EXERCISE DESCRIPTION
Locate each line below that includes "происхождения" and reproduce it.

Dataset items
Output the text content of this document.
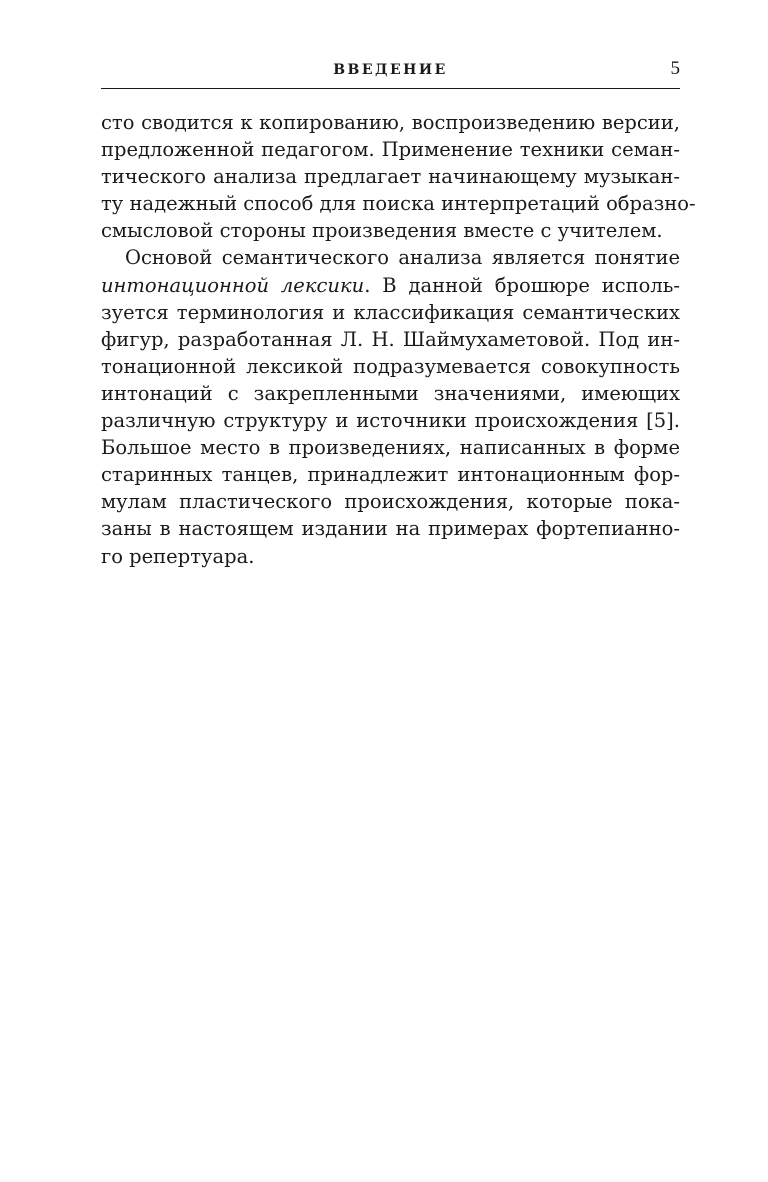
ВВЕДЕНИЕ	5
сто сводится к копированию, воспроизведению версии,
предложенной педагогом. Применение техники семан-
тического анализа предлагает начинающему музыкан-
ту надежный способ для поиска интерпретаций образно-
смысловой стороны произведения вместе с учителем.
Основой семантического анализа является понятие
интонационной лексики. В данной брошюре исполь-
зуется терминология и классификация семантических
фигур, разработанная Л. Н. Шаймухаметовой. Под ин-
тонационной лексикой подразумевается совокупность
интонаций с закрепленными значениями, имеющих
различную структуру и источники происхождения [5].
Большое место в произведениях, написанных в форме
старинных танцев, принадлежит интонационным фор-
мулам пластического происхождения, которые пока-
заны в настоящем издании на примерах фортепианно-
го репертуара.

FULL RESPONSE
различную структуру и источники происхождения [5].
мулам пластического происхождения, которые пока-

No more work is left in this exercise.